- **Goal**
Locate and copy each line in the data that contains the word "preferred".

- **Input rows**

+ + + +

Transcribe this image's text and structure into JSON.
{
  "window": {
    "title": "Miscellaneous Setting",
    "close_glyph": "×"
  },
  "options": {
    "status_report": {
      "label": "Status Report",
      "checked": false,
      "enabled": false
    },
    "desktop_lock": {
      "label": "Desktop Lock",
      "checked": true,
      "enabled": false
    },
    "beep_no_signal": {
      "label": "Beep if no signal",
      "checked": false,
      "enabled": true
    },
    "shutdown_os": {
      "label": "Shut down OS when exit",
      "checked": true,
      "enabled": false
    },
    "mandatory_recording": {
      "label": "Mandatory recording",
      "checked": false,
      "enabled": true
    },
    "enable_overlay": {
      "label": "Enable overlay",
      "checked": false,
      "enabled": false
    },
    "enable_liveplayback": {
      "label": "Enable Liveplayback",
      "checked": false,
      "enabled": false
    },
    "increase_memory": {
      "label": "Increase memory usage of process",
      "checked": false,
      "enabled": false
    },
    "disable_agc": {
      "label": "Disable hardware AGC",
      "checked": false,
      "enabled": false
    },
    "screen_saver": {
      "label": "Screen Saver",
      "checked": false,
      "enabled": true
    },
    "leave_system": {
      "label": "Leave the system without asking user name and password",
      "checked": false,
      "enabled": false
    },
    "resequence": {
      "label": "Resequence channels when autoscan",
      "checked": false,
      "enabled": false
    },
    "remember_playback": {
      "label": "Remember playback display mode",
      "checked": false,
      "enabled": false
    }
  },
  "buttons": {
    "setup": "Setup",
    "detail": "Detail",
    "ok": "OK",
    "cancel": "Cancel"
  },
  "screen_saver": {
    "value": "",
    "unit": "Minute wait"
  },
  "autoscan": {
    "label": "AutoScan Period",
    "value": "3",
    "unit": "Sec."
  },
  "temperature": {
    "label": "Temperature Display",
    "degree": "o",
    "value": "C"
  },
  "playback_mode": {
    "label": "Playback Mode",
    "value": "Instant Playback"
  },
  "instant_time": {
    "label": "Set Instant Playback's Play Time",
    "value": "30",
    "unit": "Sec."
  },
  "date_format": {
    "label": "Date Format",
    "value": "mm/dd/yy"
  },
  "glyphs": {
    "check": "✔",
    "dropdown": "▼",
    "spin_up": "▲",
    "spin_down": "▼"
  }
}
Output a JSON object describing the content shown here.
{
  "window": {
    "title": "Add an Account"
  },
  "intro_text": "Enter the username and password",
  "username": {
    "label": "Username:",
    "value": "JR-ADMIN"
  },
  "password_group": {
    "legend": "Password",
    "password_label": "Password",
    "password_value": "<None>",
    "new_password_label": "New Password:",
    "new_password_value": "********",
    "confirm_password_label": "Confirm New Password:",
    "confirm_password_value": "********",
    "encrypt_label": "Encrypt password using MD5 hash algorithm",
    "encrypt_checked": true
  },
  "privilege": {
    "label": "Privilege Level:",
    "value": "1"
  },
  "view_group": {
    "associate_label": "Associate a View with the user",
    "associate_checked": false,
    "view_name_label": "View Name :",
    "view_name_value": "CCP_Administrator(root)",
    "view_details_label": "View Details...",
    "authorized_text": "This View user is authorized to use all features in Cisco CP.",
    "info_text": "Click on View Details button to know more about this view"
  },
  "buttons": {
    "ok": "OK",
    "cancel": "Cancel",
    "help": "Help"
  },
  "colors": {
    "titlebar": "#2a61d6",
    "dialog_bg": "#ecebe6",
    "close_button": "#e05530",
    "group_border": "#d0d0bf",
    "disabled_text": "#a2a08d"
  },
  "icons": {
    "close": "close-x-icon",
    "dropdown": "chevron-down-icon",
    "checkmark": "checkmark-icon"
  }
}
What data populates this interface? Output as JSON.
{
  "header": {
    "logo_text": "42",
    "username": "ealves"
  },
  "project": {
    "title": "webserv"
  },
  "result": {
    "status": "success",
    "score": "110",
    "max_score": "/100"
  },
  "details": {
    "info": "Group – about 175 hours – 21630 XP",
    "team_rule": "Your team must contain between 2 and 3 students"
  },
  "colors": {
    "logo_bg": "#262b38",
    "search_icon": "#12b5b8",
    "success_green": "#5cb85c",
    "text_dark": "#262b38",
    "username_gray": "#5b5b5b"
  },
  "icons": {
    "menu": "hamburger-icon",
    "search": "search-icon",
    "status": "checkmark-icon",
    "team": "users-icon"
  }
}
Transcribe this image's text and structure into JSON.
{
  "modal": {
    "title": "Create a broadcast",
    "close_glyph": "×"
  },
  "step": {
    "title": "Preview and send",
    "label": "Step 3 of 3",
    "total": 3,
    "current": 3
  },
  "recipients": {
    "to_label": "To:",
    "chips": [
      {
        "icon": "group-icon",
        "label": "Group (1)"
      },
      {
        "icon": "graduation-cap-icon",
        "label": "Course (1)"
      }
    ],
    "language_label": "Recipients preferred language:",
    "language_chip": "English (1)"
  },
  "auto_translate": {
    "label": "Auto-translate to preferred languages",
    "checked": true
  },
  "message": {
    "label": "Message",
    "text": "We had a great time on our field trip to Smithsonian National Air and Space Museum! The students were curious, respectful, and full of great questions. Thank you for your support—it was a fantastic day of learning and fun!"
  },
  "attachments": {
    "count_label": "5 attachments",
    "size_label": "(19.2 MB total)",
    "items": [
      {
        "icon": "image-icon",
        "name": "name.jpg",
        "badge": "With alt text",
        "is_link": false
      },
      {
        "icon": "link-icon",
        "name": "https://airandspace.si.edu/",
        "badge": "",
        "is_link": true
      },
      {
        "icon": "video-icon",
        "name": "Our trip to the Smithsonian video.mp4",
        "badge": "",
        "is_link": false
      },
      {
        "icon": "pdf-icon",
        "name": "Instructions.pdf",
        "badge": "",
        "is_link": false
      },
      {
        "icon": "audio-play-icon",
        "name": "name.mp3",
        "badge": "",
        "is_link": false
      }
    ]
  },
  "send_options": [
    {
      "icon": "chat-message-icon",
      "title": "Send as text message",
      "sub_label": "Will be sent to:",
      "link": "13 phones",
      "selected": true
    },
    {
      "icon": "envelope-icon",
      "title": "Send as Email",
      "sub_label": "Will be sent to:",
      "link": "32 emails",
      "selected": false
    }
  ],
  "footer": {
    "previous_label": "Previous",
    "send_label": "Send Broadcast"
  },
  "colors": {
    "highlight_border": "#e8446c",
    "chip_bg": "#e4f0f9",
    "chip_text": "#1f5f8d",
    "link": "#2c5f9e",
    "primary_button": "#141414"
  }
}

+ + + +

- **Problem solution**
    "language_label": "Recipients preferred language:",
    "label": "Auto-translate to preferred languages",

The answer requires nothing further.